## Work instructions
In the records below, find each line containing the word "chính" and copy it.

## Material to process

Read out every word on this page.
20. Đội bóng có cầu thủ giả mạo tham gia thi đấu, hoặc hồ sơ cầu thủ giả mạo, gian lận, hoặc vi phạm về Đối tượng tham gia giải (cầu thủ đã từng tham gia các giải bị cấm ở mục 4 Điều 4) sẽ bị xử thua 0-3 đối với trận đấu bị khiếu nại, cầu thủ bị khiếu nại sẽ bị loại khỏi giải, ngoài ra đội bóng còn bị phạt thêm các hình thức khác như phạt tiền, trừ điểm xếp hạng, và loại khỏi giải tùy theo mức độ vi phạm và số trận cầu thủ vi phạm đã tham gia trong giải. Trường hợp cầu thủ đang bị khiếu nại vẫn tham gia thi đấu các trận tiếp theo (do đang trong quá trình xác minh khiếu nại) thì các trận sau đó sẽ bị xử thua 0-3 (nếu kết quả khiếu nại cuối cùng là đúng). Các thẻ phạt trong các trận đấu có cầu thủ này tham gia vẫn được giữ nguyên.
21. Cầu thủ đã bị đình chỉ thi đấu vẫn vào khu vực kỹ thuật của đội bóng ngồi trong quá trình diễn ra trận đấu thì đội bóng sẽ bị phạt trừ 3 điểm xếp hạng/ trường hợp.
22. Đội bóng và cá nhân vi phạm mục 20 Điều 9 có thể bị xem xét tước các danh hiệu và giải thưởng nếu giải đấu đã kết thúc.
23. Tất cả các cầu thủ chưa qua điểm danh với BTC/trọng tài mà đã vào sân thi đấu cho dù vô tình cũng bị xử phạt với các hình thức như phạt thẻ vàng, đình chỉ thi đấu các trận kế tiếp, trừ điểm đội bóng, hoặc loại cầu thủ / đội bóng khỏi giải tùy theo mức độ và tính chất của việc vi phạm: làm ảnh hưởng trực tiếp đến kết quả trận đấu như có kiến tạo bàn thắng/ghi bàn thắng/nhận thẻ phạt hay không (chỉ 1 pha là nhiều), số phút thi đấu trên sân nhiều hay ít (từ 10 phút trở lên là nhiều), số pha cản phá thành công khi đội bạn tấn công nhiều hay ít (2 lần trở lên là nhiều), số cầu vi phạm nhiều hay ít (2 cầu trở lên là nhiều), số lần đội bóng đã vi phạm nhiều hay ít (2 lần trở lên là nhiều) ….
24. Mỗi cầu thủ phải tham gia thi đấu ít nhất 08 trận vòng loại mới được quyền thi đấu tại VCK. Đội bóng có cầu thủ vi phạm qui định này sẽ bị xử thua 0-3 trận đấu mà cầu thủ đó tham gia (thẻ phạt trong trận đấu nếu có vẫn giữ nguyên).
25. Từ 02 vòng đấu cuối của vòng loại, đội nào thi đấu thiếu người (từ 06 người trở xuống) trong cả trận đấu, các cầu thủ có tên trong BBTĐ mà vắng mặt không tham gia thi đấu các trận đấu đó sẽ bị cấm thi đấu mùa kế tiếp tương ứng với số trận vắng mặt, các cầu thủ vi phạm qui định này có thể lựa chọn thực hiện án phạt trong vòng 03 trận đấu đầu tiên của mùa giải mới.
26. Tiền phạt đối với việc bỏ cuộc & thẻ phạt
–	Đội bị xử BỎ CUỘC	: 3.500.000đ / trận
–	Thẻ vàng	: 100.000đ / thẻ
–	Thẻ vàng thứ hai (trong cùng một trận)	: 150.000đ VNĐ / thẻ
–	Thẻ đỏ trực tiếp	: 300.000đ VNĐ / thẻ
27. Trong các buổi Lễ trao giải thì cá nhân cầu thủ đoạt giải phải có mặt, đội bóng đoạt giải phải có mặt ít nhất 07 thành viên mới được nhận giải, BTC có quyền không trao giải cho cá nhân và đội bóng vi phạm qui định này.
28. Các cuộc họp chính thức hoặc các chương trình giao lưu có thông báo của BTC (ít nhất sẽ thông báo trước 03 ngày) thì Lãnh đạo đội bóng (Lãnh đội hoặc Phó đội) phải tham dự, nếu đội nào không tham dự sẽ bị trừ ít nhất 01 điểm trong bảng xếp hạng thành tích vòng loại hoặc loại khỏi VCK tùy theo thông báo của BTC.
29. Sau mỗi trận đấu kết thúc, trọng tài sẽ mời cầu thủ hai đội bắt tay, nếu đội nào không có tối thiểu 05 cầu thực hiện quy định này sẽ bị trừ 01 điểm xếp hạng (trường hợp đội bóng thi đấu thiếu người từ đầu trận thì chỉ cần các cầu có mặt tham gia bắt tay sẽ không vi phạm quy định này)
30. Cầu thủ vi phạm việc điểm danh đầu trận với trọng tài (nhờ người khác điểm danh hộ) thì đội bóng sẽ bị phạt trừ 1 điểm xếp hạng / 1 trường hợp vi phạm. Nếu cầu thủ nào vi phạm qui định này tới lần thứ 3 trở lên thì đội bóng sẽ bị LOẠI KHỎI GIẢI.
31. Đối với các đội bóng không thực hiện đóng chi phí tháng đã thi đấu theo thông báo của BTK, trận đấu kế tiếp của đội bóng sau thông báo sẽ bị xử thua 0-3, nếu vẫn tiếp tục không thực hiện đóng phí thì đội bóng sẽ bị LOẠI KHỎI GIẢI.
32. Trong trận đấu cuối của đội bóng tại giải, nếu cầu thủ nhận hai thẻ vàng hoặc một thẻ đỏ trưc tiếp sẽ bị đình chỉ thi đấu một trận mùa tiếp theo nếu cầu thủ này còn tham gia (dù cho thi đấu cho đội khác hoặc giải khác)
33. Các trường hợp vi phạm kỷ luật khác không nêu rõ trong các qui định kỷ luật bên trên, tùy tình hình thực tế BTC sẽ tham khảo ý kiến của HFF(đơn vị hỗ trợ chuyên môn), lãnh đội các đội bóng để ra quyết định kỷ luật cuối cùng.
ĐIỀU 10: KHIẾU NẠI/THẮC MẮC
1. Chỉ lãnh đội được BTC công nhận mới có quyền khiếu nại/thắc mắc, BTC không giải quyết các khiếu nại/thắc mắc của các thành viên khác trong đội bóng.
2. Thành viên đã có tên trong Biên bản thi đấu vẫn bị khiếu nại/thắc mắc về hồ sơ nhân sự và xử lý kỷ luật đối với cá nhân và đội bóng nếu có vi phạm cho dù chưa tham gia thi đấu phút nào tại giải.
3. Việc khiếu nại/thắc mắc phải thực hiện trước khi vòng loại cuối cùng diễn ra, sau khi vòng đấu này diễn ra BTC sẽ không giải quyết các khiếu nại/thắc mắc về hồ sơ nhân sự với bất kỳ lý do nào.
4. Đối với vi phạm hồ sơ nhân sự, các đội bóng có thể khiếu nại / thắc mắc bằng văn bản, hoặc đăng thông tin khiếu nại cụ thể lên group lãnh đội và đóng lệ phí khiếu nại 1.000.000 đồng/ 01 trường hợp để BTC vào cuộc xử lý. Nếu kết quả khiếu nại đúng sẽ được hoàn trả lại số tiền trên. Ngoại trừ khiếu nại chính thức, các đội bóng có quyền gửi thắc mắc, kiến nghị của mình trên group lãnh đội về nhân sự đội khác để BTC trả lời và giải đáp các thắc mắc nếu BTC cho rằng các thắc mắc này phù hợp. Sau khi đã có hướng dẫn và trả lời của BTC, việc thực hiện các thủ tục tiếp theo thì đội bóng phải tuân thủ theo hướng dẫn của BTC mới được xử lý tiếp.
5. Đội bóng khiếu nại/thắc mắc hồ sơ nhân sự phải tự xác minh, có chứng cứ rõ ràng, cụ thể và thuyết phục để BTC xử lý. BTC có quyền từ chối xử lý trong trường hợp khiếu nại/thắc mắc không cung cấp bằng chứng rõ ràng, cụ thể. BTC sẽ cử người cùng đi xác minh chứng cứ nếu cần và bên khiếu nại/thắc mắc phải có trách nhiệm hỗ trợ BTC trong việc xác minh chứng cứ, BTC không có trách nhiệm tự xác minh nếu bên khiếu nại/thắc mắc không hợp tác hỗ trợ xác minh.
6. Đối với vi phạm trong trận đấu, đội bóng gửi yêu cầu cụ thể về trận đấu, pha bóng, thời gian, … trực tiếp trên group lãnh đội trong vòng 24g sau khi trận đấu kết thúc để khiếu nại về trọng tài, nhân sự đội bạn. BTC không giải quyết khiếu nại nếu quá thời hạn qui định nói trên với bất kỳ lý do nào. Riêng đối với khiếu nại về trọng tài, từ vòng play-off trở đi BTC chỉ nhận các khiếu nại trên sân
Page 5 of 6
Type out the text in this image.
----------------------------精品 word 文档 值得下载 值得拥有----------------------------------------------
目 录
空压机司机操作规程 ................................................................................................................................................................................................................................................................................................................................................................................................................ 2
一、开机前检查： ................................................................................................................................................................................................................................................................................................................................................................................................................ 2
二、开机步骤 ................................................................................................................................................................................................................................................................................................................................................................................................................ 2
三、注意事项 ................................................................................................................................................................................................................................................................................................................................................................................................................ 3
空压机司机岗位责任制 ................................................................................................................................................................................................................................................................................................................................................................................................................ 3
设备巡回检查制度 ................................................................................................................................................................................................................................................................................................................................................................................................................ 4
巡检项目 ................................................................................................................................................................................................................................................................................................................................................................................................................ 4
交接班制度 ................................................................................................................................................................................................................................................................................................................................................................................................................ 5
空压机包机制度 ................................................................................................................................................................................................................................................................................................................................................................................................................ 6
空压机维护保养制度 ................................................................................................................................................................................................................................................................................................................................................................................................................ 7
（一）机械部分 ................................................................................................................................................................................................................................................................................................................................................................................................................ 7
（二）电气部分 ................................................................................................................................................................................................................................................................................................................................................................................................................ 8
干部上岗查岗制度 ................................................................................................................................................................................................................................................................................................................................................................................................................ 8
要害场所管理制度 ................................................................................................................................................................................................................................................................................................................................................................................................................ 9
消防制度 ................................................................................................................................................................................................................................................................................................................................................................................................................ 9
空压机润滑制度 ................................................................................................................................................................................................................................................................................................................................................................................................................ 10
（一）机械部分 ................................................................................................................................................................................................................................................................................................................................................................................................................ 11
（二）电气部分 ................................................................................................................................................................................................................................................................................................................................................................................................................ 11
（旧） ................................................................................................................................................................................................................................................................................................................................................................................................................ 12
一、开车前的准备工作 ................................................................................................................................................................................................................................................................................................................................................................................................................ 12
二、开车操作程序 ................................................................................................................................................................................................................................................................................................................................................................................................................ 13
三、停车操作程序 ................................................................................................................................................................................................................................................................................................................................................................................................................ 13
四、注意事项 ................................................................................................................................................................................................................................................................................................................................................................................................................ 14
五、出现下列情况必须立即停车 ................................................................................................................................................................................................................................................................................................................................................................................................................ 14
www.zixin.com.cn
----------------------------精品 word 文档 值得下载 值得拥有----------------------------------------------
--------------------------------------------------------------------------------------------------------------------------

## Exercise answer
28. Các cuộc họp chính thức hoặc các chương trình giao lưu có thông báo của BTC (ít nhất sẽ thông báo trước 03 ngày) thì Lãnh đạo đội bóng (Lãnh đội hoặc Phó đội) phải tham dự, nếu đội nào không tham dự sẽ bị trừ ít nhất 01 điểm trong bảng xếp hạng thành tích vòng loại hoặc loại khỏi VCK tùy theo thông báo của BTC.
4. Đối với vi phạm hồ sơ nhân sự, các đội bóng có thể khiếu nại / thắc mắc bằng văn bản, hoặc đăng thông tin khiếu nại cụ thể lên group lãnh đội và đóng lệ phí khiếu nại 1.000.000 đồng/ 01 trường hợp để BTC vào cuộc xử lý. Nếu kết quả khiếu nại đúng sẽ được hoàn trả lại số tiền trên. Ngoại trừ khiếu nại chính thức, các đội bóng có quyền gửi thắc mắc, kiến nghị của mình trên group lãnh đội về nhân sự đội khác để BTC trả lời và giải đáp các thắc mắc nếu BTC cho rằng các thắc mắc này phù hợp. Sau khi đã có hướng dẫn và trả lời của BTC, việc thực hiện các thủ tục tiếp theo thì đội bóng phải tuân thủ theo hướng dẫn của BTC mới được xử lý tiếp.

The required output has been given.